Note how many lines hold "this" and report that number by itself.

(Stored data)
================================
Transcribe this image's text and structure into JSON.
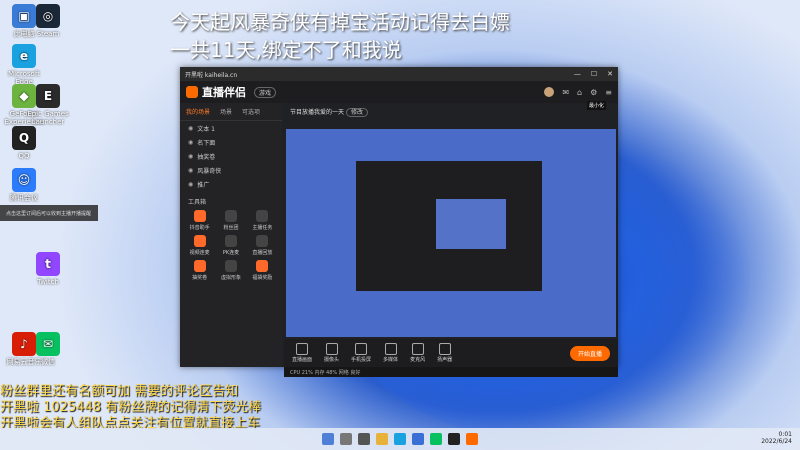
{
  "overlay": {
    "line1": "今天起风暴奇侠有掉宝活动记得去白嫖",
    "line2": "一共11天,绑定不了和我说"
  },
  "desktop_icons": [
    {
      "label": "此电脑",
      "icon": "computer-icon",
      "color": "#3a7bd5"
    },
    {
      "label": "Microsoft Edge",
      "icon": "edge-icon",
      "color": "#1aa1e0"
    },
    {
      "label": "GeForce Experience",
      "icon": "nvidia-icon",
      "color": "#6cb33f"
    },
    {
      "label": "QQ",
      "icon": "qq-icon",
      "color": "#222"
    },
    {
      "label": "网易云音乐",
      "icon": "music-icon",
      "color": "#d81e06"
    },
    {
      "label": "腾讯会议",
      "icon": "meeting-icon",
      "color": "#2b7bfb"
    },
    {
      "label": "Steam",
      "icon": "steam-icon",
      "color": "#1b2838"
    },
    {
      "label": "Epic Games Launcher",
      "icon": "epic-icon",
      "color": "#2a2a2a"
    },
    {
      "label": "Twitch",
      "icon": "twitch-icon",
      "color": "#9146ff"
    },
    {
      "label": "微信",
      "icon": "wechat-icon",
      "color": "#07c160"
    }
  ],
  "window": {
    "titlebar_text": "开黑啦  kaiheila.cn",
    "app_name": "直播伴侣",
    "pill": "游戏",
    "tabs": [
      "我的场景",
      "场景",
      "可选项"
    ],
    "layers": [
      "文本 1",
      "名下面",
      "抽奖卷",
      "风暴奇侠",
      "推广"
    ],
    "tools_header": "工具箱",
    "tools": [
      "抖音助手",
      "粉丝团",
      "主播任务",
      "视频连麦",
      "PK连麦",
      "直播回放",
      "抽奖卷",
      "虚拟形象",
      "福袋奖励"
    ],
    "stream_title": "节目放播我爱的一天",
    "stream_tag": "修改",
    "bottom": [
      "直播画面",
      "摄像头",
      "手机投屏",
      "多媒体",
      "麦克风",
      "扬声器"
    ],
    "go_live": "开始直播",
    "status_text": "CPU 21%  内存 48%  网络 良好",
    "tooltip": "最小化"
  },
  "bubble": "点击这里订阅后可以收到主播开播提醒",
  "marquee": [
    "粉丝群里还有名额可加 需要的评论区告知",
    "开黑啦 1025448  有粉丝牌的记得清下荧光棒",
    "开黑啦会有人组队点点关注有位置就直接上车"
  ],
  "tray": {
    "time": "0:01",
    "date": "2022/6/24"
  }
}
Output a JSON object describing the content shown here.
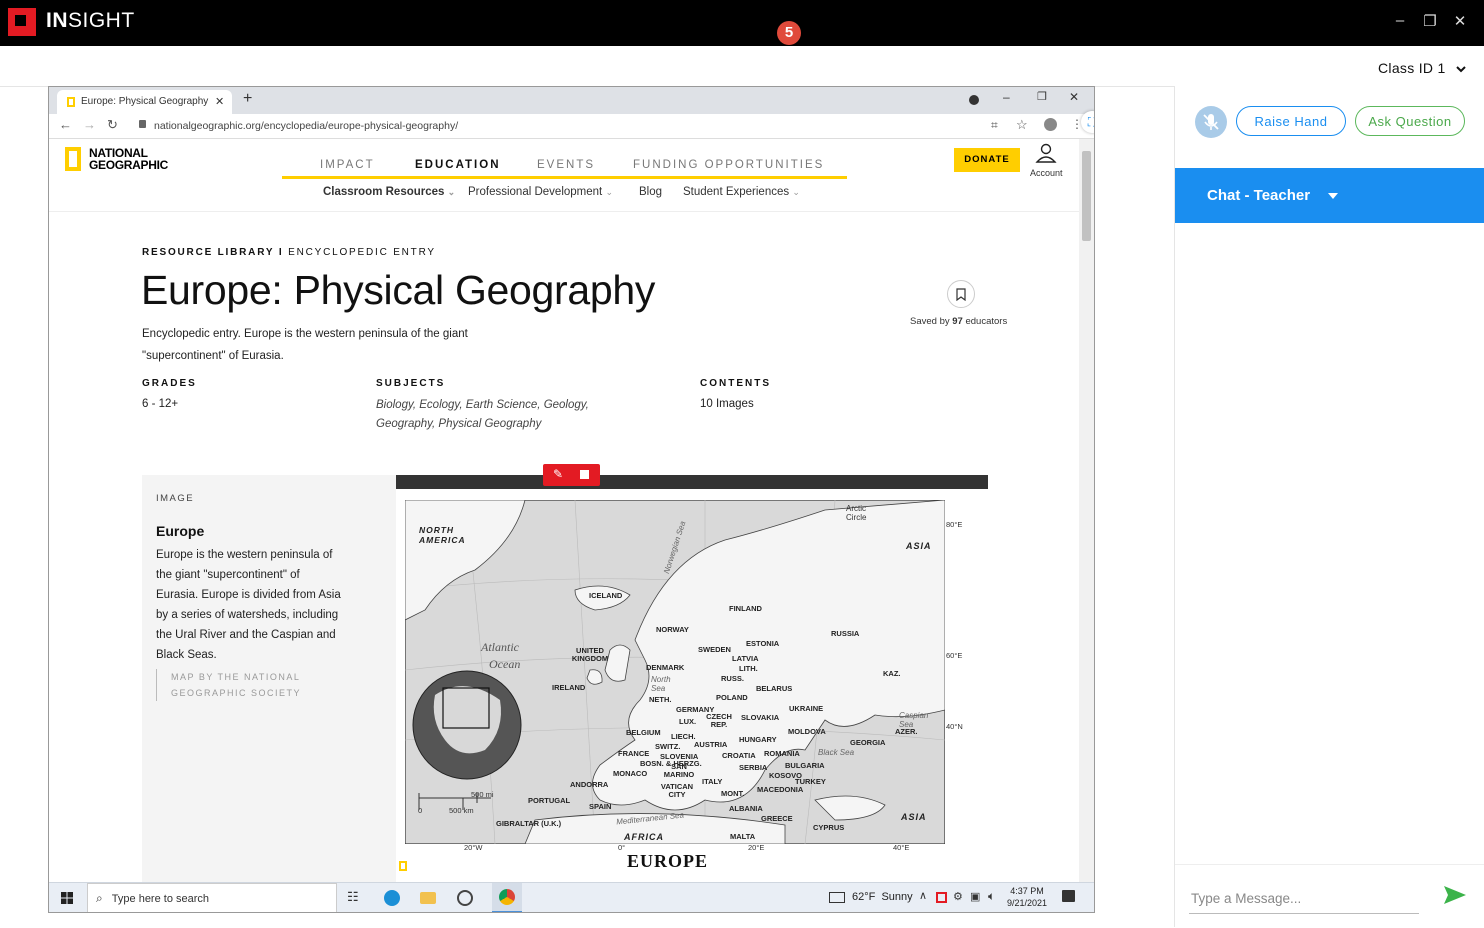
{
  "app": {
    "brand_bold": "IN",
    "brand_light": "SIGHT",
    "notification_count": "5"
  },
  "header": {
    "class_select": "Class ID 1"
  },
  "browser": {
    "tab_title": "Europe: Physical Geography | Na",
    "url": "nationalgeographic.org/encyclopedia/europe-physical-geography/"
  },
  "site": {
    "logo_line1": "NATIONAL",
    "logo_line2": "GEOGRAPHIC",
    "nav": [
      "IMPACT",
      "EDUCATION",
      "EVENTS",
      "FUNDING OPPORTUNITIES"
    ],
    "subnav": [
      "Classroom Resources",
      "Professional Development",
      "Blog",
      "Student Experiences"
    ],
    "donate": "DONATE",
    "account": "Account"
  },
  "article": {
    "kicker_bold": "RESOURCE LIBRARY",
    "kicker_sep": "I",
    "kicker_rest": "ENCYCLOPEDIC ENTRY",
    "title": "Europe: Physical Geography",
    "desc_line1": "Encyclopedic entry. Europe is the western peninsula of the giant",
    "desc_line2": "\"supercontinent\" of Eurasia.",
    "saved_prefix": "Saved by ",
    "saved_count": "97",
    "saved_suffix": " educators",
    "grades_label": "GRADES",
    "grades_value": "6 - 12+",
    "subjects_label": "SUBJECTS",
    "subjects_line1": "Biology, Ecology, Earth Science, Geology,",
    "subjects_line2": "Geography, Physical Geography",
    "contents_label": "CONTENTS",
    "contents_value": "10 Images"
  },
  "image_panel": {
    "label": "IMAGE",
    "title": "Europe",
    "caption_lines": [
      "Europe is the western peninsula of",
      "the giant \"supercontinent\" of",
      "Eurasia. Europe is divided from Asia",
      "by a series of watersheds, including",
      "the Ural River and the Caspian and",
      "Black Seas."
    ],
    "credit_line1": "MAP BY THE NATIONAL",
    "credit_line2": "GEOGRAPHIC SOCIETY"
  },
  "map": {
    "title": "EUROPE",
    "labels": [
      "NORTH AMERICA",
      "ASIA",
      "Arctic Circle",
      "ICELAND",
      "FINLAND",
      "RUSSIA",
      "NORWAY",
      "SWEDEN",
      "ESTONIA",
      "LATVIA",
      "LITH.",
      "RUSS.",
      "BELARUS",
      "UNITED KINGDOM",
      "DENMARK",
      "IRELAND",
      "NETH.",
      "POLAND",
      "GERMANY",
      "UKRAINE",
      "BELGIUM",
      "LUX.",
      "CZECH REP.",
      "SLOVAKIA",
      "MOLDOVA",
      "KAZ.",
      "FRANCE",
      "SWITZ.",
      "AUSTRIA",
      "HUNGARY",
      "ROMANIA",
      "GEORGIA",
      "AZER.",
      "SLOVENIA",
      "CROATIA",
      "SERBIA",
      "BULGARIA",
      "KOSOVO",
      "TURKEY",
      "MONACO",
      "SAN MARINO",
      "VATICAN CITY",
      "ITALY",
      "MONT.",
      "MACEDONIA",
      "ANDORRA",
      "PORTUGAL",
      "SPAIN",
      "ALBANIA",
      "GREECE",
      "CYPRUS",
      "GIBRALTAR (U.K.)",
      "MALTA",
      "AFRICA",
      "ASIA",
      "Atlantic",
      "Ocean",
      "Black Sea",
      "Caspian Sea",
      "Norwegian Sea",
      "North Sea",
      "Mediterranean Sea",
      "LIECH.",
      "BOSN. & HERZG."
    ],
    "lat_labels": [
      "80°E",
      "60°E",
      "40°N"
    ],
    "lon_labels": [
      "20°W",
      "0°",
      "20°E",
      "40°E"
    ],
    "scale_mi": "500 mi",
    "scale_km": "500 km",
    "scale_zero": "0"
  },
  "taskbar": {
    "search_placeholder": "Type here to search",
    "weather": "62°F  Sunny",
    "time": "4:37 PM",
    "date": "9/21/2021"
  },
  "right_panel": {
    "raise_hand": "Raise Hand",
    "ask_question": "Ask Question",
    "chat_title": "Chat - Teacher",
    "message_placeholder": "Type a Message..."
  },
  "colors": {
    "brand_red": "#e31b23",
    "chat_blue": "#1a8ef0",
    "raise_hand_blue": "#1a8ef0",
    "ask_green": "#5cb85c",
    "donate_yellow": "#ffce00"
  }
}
================================
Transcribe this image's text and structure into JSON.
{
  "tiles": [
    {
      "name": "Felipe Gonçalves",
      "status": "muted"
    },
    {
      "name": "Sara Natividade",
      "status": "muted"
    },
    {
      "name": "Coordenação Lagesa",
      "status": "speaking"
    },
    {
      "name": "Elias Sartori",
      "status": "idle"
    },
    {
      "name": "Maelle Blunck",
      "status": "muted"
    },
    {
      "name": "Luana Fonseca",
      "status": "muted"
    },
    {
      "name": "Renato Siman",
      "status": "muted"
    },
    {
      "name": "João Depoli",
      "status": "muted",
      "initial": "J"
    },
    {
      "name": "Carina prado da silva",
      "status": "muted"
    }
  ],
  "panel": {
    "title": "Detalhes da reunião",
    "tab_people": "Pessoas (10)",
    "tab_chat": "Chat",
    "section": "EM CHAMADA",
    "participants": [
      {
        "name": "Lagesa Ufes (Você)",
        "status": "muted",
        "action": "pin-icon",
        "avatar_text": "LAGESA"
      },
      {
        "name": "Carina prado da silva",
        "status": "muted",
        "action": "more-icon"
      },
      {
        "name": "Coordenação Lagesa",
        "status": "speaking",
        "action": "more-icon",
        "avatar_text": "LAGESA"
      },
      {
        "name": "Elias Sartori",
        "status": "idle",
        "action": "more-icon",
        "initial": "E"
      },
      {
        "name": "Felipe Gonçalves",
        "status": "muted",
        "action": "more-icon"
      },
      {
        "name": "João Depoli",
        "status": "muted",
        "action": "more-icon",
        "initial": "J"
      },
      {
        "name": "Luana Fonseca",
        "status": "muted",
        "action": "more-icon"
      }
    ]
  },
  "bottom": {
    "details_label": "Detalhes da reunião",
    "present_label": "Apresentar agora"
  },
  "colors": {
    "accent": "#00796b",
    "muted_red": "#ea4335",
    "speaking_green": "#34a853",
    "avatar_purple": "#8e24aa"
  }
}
================================
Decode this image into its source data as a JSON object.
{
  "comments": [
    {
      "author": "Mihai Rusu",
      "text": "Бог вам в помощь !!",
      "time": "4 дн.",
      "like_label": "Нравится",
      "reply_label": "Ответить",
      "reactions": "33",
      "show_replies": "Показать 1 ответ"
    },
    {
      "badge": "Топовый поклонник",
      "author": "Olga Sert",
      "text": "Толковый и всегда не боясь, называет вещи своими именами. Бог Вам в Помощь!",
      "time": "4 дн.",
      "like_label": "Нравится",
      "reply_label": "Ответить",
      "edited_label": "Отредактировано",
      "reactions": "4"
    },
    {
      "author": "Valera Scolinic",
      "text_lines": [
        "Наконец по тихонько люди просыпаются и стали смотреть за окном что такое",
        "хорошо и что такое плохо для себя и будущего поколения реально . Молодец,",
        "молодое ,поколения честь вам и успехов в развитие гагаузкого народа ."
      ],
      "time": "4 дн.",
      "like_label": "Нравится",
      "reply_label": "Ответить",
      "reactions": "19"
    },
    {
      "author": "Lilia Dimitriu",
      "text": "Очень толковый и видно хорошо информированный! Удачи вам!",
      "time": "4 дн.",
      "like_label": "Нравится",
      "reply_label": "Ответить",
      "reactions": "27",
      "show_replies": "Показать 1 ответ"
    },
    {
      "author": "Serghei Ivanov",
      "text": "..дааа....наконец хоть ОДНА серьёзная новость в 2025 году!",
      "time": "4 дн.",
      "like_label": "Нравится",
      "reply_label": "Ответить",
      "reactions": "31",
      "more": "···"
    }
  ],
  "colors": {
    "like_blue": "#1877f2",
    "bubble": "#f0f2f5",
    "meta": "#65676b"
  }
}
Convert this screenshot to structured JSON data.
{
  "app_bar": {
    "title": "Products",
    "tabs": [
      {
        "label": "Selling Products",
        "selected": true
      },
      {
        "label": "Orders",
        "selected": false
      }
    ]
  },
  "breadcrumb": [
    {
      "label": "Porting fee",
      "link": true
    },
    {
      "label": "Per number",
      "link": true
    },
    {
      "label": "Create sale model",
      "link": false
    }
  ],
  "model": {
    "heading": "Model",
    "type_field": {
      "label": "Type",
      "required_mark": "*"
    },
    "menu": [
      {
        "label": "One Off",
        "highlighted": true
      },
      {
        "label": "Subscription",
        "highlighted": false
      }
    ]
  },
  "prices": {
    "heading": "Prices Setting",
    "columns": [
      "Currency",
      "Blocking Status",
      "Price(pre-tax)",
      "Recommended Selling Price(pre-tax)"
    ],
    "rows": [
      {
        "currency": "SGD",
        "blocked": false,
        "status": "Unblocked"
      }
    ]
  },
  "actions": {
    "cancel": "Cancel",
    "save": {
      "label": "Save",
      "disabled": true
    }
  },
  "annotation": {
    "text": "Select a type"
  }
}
================================
[Worked answer]: 4